EXCERPT PROVIDED:
====
Derek: I listen to Hard Metal and Boom Bap (a mash-up of old-school hip-hop and jazz played over Lo-Fi). I love these two genres because I don’t have to pay attention to lyrics which distract. For example, Boom Bap barely has any lyrics or continuous singing. It’s mostly hard, thumpy beats that keep you nodding, but focused.
I listen to these two only when I’m actively writing: punching keys or writing longhand. When I’m editing, I don’t usually listen to any music. I read aloud the work so music would be distracting.
“Everything I’ve ever written about is very interior, very singular: the disenfranchisement and disillusionment of one individual, not a society. I’ve never sought to write anything political.“
Davina: I can’t believe you still write your drafts in longhand, Derek! Most days, I barely recall what my handwriting looks like!
For years, I’ve told myself that I should write more by hand. Each year, for a couple of weeks, I go everywhere with a brand new notebook and mechanical lead pencil, and take notes of attention-grabbing things. But by mid-year, I have trouble finding the notebook. Worse, when I find it, I can barely understand half the things scribbled there, or why I thought some things cool or interesting when I encountered them, which renders a good percentage of those notes unusable.
Like you, “if I spend more than a few days without going through what I’ve written, I’ll have to infer at least sixty percent of what I think I actually wrote.”
There are claims that when one occasionally writes by hand, one recalls more, is less likely to get distracted and more creative; although the “more creative” bit is apparently tied to the kind of pen and paper used.
Have you managed more creative creative-writing via longhand? And are you particular about the pens and paper that you use?
Derek: Yes, I still write first drafts in longhand. I find that most of my work finds its initial outlet through longhand. That said, I wouldn’t say I’ve managed more creative writing via long-hand as opposed to the keyboard. I’ve managed what I can manage. In that, I don’t know if the results would’ve been different if I’d gone straight to the keyboard.
I haven’t really tried to create first drafts via keyboard. Call it superstition, or a reluctance to change, but I never try any other way besides writing first drafts in long-hand.
I love how there’s a sense of connectedness between you, the writer, and the work on the page. Besides, writing longhand allows you to be messy. Creativity is messy – you can’t see this on a well-typed page on a word processor. There’s a finality and a tidiness about word processors that seems counter-intuitive to creativity. The keyboard can be too formal and impersonal. Somehow divorced from the very act of creation.
Also, there’s nothing I hate more than seeing the red squiggly under-line indicating a typo on a typed page.
Davina: But I LOVE those red squiggly lines.
Derek: They make the whole process mechanical. It’s limiting in some ways.
Davina: Ach. But Derek. You’re proving to be the consummate party pooper. If I’d known this earlier, I would never have bothered with you.
Derek: But! Nowadays, I write long-hand just to get started. When I’ve gained a good-enough momentum, I’ll write on the keyboard and only go back to longhand once I’m stuck. It’s more and more becoming half longhand, half keyboard. I’ve developed an acute fear of accumulating a cumbersome stack of pages and notebooks.
If I’m particular about writing longhand, I’m particular only about one thing: the pen has to be fountain ink. I’ll go as far as a roller pen—that’s it. I like working with ink and leaving inky smudges on my hands. It’s a sign of work well done.
====
WHAT YOU WILL DO: In the conversation about writing longhand, what kind of pen does Derek insist on?
====
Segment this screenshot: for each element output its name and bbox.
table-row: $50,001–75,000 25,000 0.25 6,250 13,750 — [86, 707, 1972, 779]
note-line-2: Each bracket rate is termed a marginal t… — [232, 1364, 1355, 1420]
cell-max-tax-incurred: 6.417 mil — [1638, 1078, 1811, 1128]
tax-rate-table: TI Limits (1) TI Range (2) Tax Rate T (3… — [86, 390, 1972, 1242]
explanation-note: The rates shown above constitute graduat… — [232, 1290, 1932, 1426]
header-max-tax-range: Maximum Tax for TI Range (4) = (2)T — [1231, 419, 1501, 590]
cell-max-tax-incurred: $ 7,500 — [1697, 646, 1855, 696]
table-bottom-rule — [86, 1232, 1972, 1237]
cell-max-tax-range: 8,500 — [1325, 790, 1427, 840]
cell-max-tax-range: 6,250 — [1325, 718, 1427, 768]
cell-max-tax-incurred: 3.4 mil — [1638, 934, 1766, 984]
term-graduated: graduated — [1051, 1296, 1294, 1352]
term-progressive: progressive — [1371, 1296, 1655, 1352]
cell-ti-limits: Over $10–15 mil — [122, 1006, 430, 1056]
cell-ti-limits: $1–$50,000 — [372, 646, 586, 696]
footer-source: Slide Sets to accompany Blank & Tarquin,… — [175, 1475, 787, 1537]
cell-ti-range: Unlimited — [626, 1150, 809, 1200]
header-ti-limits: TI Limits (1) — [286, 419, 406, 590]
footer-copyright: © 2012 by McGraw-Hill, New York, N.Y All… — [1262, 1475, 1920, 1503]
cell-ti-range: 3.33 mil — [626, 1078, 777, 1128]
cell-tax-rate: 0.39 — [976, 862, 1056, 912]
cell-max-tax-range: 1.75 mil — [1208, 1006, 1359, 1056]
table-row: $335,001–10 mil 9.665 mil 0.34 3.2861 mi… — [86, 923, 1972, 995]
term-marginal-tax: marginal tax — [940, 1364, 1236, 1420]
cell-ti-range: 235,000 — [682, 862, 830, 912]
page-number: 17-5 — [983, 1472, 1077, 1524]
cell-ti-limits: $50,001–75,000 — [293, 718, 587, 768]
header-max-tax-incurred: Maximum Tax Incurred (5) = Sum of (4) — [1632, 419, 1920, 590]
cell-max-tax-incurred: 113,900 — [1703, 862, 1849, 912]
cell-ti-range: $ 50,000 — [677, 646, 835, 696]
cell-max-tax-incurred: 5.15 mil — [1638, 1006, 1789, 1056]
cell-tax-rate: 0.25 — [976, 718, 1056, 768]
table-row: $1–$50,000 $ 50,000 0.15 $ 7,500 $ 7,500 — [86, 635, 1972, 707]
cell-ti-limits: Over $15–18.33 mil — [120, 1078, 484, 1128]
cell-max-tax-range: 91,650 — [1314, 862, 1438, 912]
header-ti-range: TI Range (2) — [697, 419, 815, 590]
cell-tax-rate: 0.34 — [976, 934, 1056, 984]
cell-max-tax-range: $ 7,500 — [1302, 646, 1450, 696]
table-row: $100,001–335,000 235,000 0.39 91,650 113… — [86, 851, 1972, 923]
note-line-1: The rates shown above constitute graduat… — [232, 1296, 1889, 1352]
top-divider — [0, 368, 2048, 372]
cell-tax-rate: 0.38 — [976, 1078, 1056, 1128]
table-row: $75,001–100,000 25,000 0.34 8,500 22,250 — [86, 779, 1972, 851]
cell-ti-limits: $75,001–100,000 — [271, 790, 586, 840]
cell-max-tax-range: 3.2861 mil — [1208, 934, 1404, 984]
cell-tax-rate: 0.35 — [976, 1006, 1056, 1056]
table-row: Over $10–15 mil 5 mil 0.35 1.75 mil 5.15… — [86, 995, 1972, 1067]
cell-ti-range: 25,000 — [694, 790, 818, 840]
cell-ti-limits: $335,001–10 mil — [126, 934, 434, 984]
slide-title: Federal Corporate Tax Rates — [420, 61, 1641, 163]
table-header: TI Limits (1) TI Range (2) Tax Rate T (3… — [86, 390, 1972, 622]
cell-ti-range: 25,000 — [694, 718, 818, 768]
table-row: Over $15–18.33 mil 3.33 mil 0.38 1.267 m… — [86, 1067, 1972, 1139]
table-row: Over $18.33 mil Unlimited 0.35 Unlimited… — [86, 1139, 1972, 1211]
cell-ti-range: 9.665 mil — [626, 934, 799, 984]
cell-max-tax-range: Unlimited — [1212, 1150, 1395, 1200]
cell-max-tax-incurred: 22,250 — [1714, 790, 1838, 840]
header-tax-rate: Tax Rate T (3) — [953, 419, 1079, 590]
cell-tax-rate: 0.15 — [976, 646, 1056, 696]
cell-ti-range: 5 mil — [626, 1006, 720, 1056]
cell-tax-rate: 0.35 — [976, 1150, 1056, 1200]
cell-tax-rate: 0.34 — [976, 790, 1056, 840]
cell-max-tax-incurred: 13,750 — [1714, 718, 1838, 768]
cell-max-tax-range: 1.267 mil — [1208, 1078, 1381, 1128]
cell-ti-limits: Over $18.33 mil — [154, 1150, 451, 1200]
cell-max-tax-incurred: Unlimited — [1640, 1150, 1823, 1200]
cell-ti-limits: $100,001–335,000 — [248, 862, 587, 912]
====
THE RESPONSE: A fountain ink pen, though he will go as far as a roller pen.